_Task prompt_. Copy every entry word for word, but skip the pictures.

_Given records_.
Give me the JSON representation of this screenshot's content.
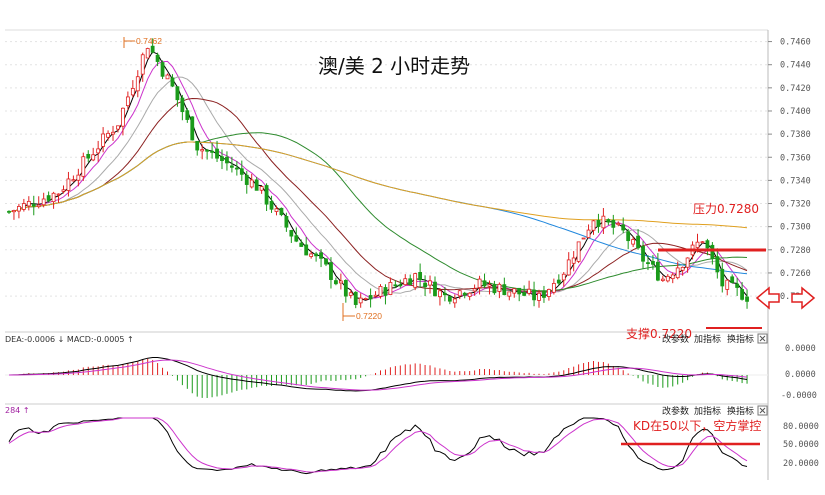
{
  "chart_data": [
    {
      "type": "candlestick",
      "title": "澳/美 2 小时走势",
      "ylim": [
        0.7215,
        0.747
      ],
      "yticks": [
        "0.7460",
        "0.7440",
        "0.7420",
        "0.7400",
        "0.7380",
        "0.7360",
        "0.7340",
        "0.7320",
        "0.7300",
        "0.7280",
        "0.7260",
        "0.7240"
      ],
      "annotations": {
        "high_marker": "0.7462",
        "low_marker": "0.7220",
        "resistance": "压力0.7280",
        "support": "支撑0.7220"
      },
      "resistance_level": 0.728,
      "support_level": 0.7225,
      "colors": {
        "up": "#e02020",
        "down": "#1a9a1a",
        "ma_black": "#000000",
        "ma_magenta": "#cc33cc",
        "ma_grey": "#aaaaaa",
        "ma_darkred": "#8b2020",
        "ma_green": "#2e8b2e",
        "ma_blue": "#2288dd",
        "ma_orange": "#e0a020"
      }
    },
    {
      "type": "macd",
      "header": "DEA:-0.0006 ↓ MACD:-0.0005 ↑",
      "yticks": [
        "0.0000",
        "0.0000",
        "-0.0000"
      ],
      "buttons": [
        "改参数",
        "加指标",
        "换指标"
      ]
    },
    {
      "type": "kdj",
      "header": "284 ↑",
      "yticks": [
        "80.0000",
        "50.0000",
        "20.0000"
      ],
      "buttons": [
        "改参数",
        "加指标",
        "换指标"
      ],
      "annotation": "KD在50以下，空方掌控",
      "level": 50
    }
  ]
}
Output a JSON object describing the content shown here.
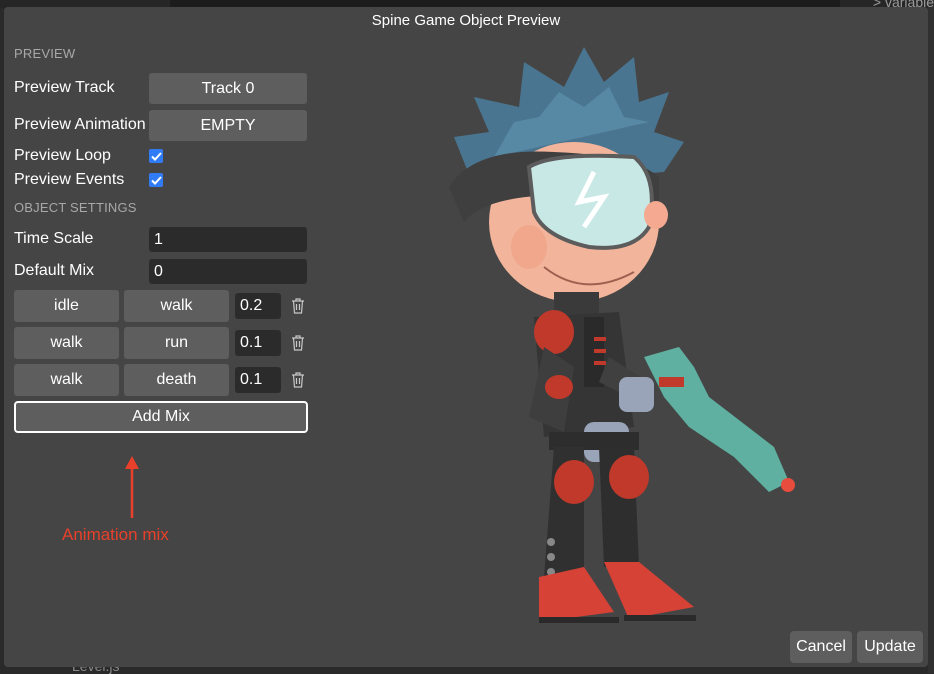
{
  "dialog": {
    "title": "Spine Game Object Preview"
  },
  "preview": {
    "section_title": "PREVIEW",
    "track_label": "Preview Track",
    "track_value": "Track 0",
    "animation_label": "Preview Animation",
    "animation_value": "EMPTY",
    "loop_label": "Preview Loop",
    "loop_checked": true,
    "events_label": "Preview Events",
    "events_checked": true
  },
  "object_settings": {
    "section_title": "OBJECT SETTINGS",
    "time_scale_label": "Time Scale",
    "time_scale_value": "1",
    "default_mix_label": "Default Mix",
    "default_mix_value": "0"
  },
  "mixes": [
    {
      "from": "idle",
      "to": "walk",
      "duration": "0.2"
    },
    {
      "from": "walk",
      "to": "run",
      "duration": "0.1"
    },
    {
      "from": "walk",
      "to": "death",
      "duration": "0.1"
    }
  ],
  "add_mix_label": "Add Mix",
  "annotation": {
    "text": "Animation mix",
    "color": "#e8402a"
  },
  "footer": {
    "cancel_label": "Cancel",
    "update_label": "Update"
  },
  "background": {
    "right_text": "> variable",
    "bottom_text": "Level.js"
  },
  "colors": {
    "dialog_bg": "#454545",
    "button_bg": "#5e5e5e",
    "input_bg": "#2b2b2b",
    "checkbox": "#2f7cf6"
  }
}
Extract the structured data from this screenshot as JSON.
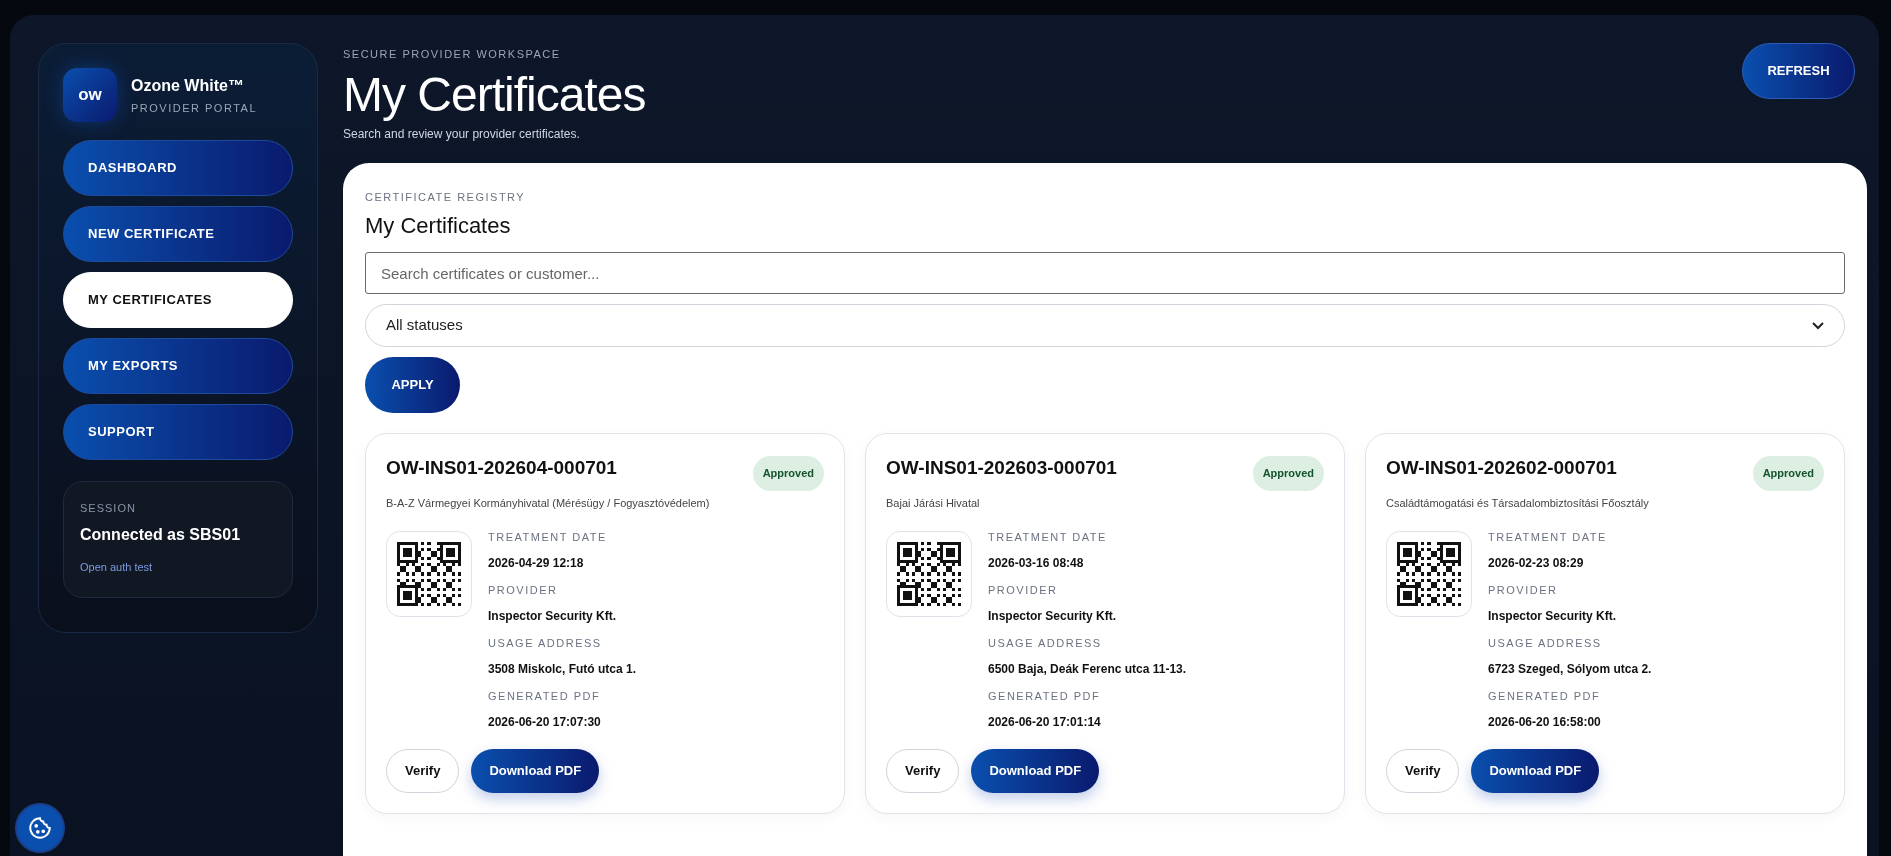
{
  "brand": {
    "logo": "ow",
    "name": "Ozone White™",
    "subtitle": "PROVIDER PORTAL"
  },
  "nav": [
    {
      "label": "DASHBOARD",
      "selected": false
    },
    {
      "label": "NEW CERTIFICATE",
      "selected": false
    },
    {
      "label": "MY CERTIFICATES",
      "selected": true
    },
    {
      "label": "MY EXPORTS",
      "selected": false
    },
    {
      "label": "SUPPORT",
      "selected": false
    }
  ],
  "session": {
    "label": "SESSION",
    "user": "Connected as SBS01",
    "link": "Open auth test"
  },
  "header": {
    "eyebrow": "SECURE PROVIDER WORKSPACE",
    "title": "My Certificates",
    "subtitle": "Search and review your provider certificates.",
    "refresh": "REFRESH"
  },
  "registry": {
    "eyebrow": "CERTIFICATE REGISTRY",
    "title": "My Certificates",
    "search": {
      "placeholder": "Search certificates or customer..."
    },
    "status_filter": {
      "value": "All statuses"
    },
    "apply": "APPLY"
  },
  "certificates": [
    {
      "id": "OW-INS01-202604-000701",
      "status": "Approved",
      "customer": "B-A-Z Vármegyei Kormányhivatal (Mérésügy / Fogyasztóvédelem)",
      "fields": [
        {
          "label": "TREATMENT DATE",
          "value": "2026-04-29 12:18"
        },
        {
          "label": "PROVIDER",
          "value": "Inspector Security Kft."
        },
        {
          "label": "USAGE ADDRESS",
          "value": "3508 Miskolc, Futó utca 1."
        },
        {
          "label": "GENERATED PDF",
          "value": "2026-06-20 17:07:30"
        }
      ],
      "actions": [
        "Verify",
        "Download PDF"
      ]
    },
    {
      "id": "OW-INS01-202603-000701",
      "status": "Approved",
      "customer": "Bajai Járási Hivatal",
      "fields": [
        {
          "label": "TREATMENT DATE",
          "value": "2026-03-16 08:48"
        },
        {
          "label": "PROVIDER",
          "value": "Inspector Security Kft."
        },
        {
          "label": "USAGE ADDRESS",
          "value": "6500 Baja, Deák Ferenc utca 11-13."
        },
        {
          "label": "GENERATED PDF",
          "value": "2026-06-20 17:01:14"
        }
      ],
      "actions": [
        "Verify",
        "Download PDF"
      ]
    },
    {
      "id": "OW-INS01-202602-000701",
      "status": "Approved",
      "customer": "Családtámogatási és Társadalombiztosítási Főosztály",
      "fields": [
        {
          "label": "TREATMENT DATE",
          "value": "2026-02-23 08:29"
        },
        {
          "label": "PROVIDER",
          "value": "Inspector Security Kft."
        },
        {
          "label": "USAGE ADDRESS",
          "value": "6723 Szeged, Sólyom utca 2."
        },
        {
          "label": "GENERATED PDF",
          "value": "2026-06-20 16:58:00"
        }
      ],
      "actions": [
        "Verify",
        "Download PDF"
      ]
    }
  ]
}
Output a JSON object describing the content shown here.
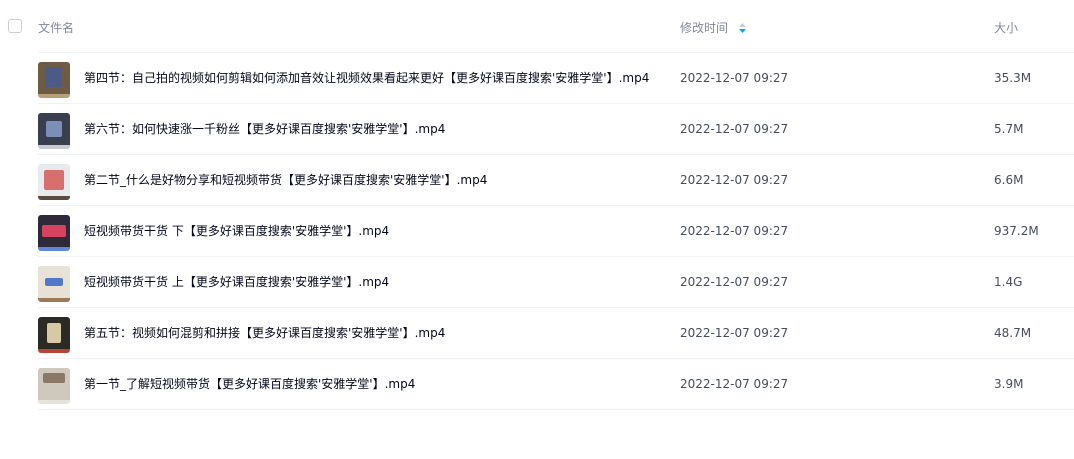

_Solved problem_.
Give me the JSON representation of this screenshot's content.
{
  "chart_data": [
    {
      "type": "candlestick",
      "title": "澳/美 2 小时走势",
      "ylim": [
        0.7215,
        0.747
      ],
      "yticks": [
        "0.7460",
        "0.7440",
        "0.7420",
        "0.7400",
        "0.7380",
        "0.7360",
        "0.7340",
        "0.7320",
        "0.7300",
        "0.7280",
        "0.7260",
        "0.7240"
      ],
      "annotations": {
        "high_marker": "0.7462",
        "low_marker": "0.7220",
        "resistance": "压力0.7280",
        "support": "支撑0.7220"
      },
      "resistance_level": 0.728,
      "support_level": 0.7225,
      "colors": {
        "up": "#e02020",
        "down": "#1a9a1a",
        "ma_black": "#000000",
        "ma_magenta": "#cc33cc",
        "ma_grey": "#aaaaaa",
        "ma_darkred": "#8b2020",
        "ma_green": "#2e8b2e",
        "ma_blue": "#2288dd",
        "ma_orange": "#e0a020"
      }
    },
    {
      "type": "macd",
      "header": "DEA:-0.0006 ↓ MACD:-0.0005 ↑",
      "yticks": [
        "0.0000",
        "0.0000",
        "-0.0000"
      ],
      "buttons": [
        "改参数",
        "加指标",
        "换指标"
      ]
    },
    {
      "type": "kdj",
      "header": "284 ↑",
      "yticks": [
        "80.0000",
        "50.0000",
        "20.0000"
      ],
      "buttons": [
        "改参数",
        "加指标",
        "换指标"
      ],
      "annotation": "KD在50以下，空方掌控",
      "level": 50
    }
  ]
}
Output a JSON object describing the content shown here.
{
  "dialog": {
    "title": "Spine Game Object Preview"
  },
  "preview": {
    "section_title": "PREVIEW",
    "track_label": "Preview Track",
    "track_value": "Track 0",
    "animation_label": "Preview Animation",
    "animation_value": "EMPTY",
    "loop_label": "Preview Loop",
    "loop_checked": true,
    "events_label": "Preview Events",
    "events_checked": true
  },
  "object_settings": {
    "section_title": "OBJECT SETTINGS",
    "time_scale_label": "Time Scale",
    "time_scale_value": "1",
    "default_mix_label": "Default Mix",
    "default_mix_value": "0"
  },
  "mixes": [
    {
      "from": "idle",
      "to": "walk",
      "duration": "0.2"
    },
    {
      "from": "walk",
      "to": "run",
      "duration": "0.1"
    },
    {
      "from": "walk",
      "to": "death",
      "duration": "0.1"
    }
  ],
  "add_mix_label": "Add Mix",
  "annotation": {
    "text": "Animation mix",
    "color": "#e8402a"
  },
  "footer": {
    "cancel_label": "Cancel",
    "update_label": "Update"
  },
  "background": {
    "right_text": "> variable",
    "bottom_text": "Level.js"
  },
  "colors": {
    "dialog_bg": "#454545",
    "button_bg": "#5e5e5e",
    "input_bg": "#2b2b2b",
    "checkbox": "#2f7cf6"
  }
}
Extract the structured data from this screenshot as JSON.
{
  "brand": {
    "logo": "ow",
    "name": "Ozone White™",
    "subtitle": "PROVIDER PORTAL"
  },
  "nav": [
    {
      "label": "DASHBOARD",
      "selected": false
    },
    {
      "label": "NEW CERTIFICATE",
      "selected": false
    },
    {
      "label": "MY CERTIFICATES",
      "selected": true
    },
    {
      "label": "MY EXPORTS",
      "selected": false
    },
    {
      "label": "SUPPORT",
      "selected": false
    }
  ],
  "session": {
    "label": "SESSION",
    "user": "Connected as SBS01",
    "link": "Open auth test"
  },
  "header": {
    "eyebrow": "SECURE PROVIDER WORKSPACE",
    "title": "My Certificates",
    "subtitle": "Search and review your provider certificates.",
    "refresh": "REFRESH"
  },
  "registry": {
    "eyebrow": "CERTIFICATE REGISTRY",
    "title": "My Certificates",
    "search": {
      "placeholder": "Search certificates or customer..."
    },
    "status_filter": {
      "value": "All statuses"
    },
    "apply": "APPLY"
  },
  "certificates": [
    {
      "id": "OW-INS01-202604-000701",
      "status": "Approved",
      "customer": "B-A-Z Vármegyei Kormányhivatal (Mérésügy / Fogyasztóvédelem)",
      "fields": [
        {
          "label": "TREATMENT DATE",
          "value": "2026-04-29 12:18"
        },
        {
          "label": "PROVIDER",
          "value": "Inspector Security Kft."
        },
        {
          "label": "USAGE ADDRESS",
          "value": "3508 Miskolc, Futó utca 1."
        },
        {
          "label": "GENERATED PDF",
          "value": "2026-06-20 17:07:30"
        }
      ],
      "actions": [
        "Verify",
        "Download PDF"
      ]
    },
    {
      "id": "OW-INS01-202603-000701",
      "status": "Approved",
      "customer": "Bajai Járási Hivatal",
      "fields": [
        {
          "label": "TREATMENT DATE",
          "value": "2026-03-16 08:48"
        },
        {
          "label": "PROVIDER",
          "value": "Inspector Security Kft."
        },
        {
          "label": "USAGE ADDRESS",
          "value": "6500 Baja, Deák Ferenc utca 11-13."
        },
        {
          "label": "GENERATED PDF",
          "value": "2026-06-20 17:01:14"
        }
      ],
      "actions": [
        "Verify",
        "Download PDF"
      ]
    },
    {
      "id": "OW-INS01-202602-000701",
      "status": "Approved",
      "customer": "Családtámogatási és Társadalombiztosítási Főosztály",
      "fields": [
        {
          "label": "TREATMENT DATE",
          "value": "2026-02-23 08:29"
        },
        {
          "label": "PROVIDER",
          "value": "Inspector Security Kft."
        },
        {
          "label": "USAGE ADDRESS",
          "value": "6723 Szeged, Sólyom utca 2."
        },
        {
          "label": "GENERATED PDF",
          "value": "2026-06-20 16:58:00"
        }
      ],
      "actions": [
        "Verify",
        "Download PDF"
      ]
    }
  ]
}
Output a JSON object describing the content shown here.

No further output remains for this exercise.